* _INPUT RECORDS_
----------
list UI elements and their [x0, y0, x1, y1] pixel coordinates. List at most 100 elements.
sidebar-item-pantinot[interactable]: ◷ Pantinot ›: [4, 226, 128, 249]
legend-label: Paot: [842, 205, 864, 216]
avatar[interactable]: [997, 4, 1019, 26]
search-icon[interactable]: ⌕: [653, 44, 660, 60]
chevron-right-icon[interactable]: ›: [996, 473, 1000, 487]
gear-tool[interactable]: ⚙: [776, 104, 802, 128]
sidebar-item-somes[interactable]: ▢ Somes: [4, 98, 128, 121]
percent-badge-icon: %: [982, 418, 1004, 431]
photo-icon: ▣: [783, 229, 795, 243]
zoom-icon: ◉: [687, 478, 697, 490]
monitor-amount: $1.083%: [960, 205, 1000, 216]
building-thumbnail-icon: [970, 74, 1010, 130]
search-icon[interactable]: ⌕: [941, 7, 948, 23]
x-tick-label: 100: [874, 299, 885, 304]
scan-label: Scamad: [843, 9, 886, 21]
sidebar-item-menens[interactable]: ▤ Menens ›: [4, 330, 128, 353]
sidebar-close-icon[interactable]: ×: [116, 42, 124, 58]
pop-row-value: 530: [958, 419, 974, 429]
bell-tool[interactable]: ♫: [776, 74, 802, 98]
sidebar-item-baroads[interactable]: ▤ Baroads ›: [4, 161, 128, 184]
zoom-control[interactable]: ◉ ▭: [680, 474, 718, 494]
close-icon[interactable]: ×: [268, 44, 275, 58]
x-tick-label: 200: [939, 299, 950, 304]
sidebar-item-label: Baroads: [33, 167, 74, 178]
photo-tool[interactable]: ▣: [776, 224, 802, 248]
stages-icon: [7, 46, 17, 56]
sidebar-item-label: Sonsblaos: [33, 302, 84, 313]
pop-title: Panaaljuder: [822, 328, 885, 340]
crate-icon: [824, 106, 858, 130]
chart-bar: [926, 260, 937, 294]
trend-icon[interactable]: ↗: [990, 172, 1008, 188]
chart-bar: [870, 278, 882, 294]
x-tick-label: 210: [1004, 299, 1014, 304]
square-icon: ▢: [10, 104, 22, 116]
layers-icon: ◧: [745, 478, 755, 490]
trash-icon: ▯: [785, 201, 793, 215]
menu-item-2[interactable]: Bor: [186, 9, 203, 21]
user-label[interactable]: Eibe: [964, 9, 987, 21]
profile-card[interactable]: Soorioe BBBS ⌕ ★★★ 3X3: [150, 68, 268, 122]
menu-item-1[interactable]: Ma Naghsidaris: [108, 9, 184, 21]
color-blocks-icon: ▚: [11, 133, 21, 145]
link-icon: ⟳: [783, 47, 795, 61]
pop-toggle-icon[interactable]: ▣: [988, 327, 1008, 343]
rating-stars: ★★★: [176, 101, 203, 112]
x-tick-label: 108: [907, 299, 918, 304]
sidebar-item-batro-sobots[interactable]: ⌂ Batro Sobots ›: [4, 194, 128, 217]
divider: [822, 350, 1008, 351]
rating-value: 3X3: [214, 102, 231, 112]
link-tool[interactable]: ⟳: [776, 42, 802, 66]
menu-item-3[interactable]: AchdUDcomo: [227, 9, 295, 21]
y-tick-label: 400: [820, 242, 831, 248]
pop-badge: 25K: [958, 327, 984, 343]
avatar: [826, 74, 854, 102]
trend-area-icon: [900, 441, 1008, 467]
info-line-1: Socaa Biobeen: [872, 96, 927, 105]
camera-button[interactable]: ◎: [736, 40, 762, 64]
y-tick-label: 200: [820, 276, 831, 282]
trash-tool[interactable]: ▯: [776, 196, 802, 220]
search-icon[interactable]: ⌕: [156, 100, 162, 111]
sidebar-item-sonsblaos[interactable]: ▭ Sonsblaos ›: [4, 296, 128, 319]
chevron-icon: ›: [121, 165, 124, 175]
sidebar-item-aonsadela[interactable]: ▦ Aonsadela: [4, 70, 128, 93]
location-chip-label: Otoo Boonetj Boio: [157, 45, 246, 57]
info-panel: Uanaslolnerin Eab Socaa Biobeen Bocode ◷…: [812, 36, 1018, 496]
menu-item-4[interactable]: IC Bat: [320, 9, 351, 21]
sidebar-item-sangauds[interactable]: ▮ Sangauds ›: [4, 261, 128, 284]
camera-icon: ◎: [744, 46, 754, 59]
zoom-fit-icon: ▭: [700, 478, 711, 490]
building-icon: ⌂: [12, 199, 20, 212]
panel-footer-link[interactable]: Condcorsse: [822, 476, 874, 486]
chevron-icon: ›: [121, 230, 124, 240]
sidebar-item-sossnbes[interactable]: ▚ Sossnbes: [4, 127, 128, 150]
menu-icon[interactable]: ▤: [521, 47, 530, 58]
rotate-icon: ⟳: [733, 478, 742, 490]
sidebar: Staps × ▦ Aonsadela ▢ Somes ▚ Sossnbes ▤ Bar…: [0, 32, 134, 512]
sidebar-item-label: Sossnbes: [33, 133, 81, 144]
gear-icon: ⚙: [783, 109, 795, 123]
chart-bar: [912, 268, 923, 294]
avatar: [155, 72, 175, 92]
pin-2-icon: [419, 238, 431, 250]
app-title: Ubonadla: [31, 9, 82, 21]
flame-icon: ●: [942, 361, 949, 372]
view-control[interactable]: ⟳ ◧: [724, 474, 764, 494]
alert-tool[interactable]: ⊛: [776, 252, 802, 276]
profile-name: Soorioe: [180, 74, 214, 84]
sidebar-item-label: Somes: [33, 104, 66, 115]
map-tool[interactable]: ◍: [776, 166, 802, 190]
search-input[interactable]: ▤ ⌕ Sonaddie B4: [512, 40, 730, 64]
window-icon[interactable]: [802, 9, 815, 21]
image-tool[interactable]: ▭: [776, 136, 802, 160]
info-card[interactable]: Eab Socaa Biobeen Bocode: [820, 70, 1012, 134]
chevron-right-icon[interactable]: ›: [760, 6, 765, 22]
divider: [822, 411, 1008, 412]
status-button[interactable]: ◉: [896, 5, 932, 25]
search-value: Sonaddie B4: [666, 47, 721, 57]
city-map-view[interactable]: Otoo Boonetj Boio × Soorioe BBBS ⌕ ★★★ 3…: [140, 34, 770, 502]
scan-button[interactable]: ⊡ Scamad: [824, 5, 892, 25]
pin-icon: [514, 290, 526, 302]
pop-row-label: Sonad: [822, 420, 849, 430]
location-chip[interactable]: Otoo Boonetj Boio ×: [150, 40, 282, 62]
----------
* _PROMPT_
Count the lines of the material that contain the string "Socaa", matching case exactly, and give only that number.

* _EXERCISE RESULT_
3